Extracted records
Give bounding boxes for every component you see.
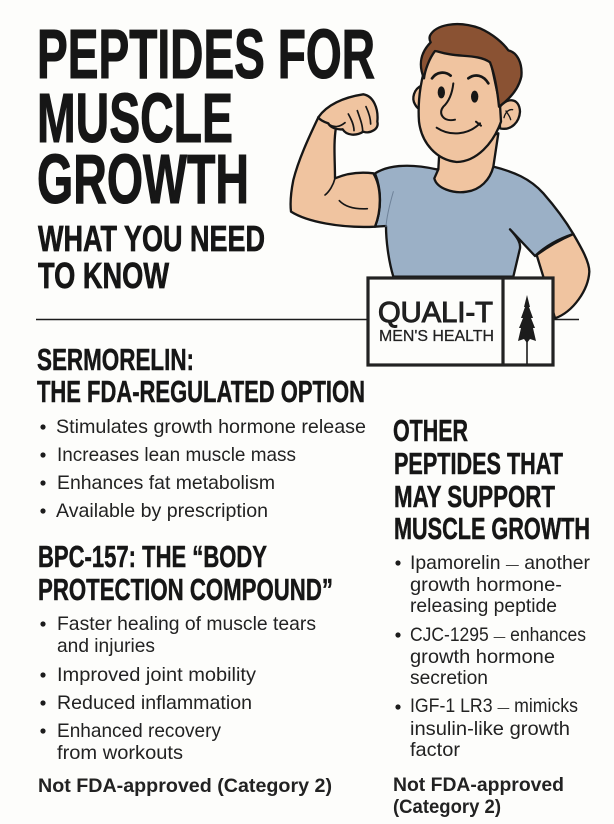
left ear [413, 86, 421, 109]
eyes [438, 86, 445, 98]
list: sermorelin benefits: Enhances fat metabolism [57, 472, 275, 494]
logo: QUALI-T [378, 297, 493, 329]
list: other peptides: IGF-1 LR3 — mimicks [410, 695, 578, 717]
list: other peptides: insulin-like growth [410, 718, 570, 740]
note: BPC-157 status: Not FDA-approved (Category 2) [38, 776, 332, 797]
heading: other peptides [393, 413, 590, 546]
heading: other peptides: MAY SUPPORT [394, 479, 555, 514]
list: other peptides [395, 552, 590, 761]
panel: sermorelin [37, 342, 366, 522]
list: other peptides: factor [410, 739, 461, 761]
heading: other peptides: OTHER [393, 413, 468, 448]
right arm [537, 234, 589, 318]
shirt [375, 166, 573, 277]
list: sermorelin benefits: Available by prescription [56, 500, 268, 522]
list: other peptides: CJC-1295 — enhances [410, 624, 586, 646]
subtitle [38, 218, 265, 296]
subtitle: TO KNOW [38, 255, 169, 296]
list: sermorelin benefits: Stimulates growth hormone release [56, 416, 366, 438]
note: other peptides status: (Category 2) [393, 797, 501, 818]
panel: BPC-157 [38, 539, 333, 797]
list: BPC-157 benefits: from workouts [57, 742, 183, 764]
list: other peptides: secretion [410, 667, 488, 689]
panel: other peptides [393, 413, 590, 818]
right ear [499, 100, 520, 129]
neck [434, 133, 498, 192]
list: other peptides: releasing peptide [410, 595, 557, 617]
note: other peptides status [393, 775, 564, 818]
title: GROWTH [37, 140, 249, 218]
heading: BPC-157 [38, 539, 333, 607]
subtitle: WHAT YOU NEED [38, 218, 265, 259]
list: other peptides: growth hormone- [410, 574, 562, 596]
list: BPC-157 benefits [40, 613, 316, 764]
list: BPC-157 benefits: Enhanced recovery [57, 720, 221, 742]
list: sermorelin benefits [40, 416, 366, 522]
left arm [291, 117, 380, 227]
list: BPC-157 benefits: Faster healing of muscle tears [57, 613, 316, 635]
list: other peptides: Ipamorelin — another [410, 552, 590, 574]
hair [421, 24, 522, 107]
heading: sermorelin [37, 342, 365, 409]
face [419, 48, 501, 162]
heading: BPC-157: BPC-157: THE “BODY [38, 539, 267, 574]
list: other peptides: growth hormone [410, 646, 555, 668]
list: BPC-157 benefits: Improved joint mobility [57, 664, 256, 686]
logo [368, 278, 553, 365]
head [413, 24, 522, 162]
title: PEPTIDES FOR [37, 15, 375, 93]
list: BPC-157 benefits: Reduced inflammation [57, 692, 252, 714]
list: BPC-157 benefits: and injuries [57, 635, 155, 657]
title: MUSCLE [37, 79, 233, 157]
body and arms [291, 94, 589, 318]
mouth [437, 122, 481, 133]
note: other peptides status: Not FDA-approved [393, 775, 564, 796]
heading: BPC-157: PROTECTION COMPOUND” [38, 572, 333, 607]
nose [441, 83, 455, 120]
title [37, 15, 375, 218]
icon: pine tree [518, 295, 536, 364]
illustration: man flexing bicep [291, 24, 589, 318]
fist [318, 94, 378, 135]
heading: sermorelin: SERMORELIN: [37, 342, 194, 377]
logo: MEN'S HEALTH [379, 328, 494, 345]
list: sermorelin benefits: Increases lean muscle mass [57, 444, 296, 466]
heading: sermorelin: THE FDA-REGULATED OPTION [37, 374, 365, 409]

**TO DO:** Every line in the data above that contains the word "status" counts; report how many there are and nothing more.

**ANSWER TO THIS TASK:** 4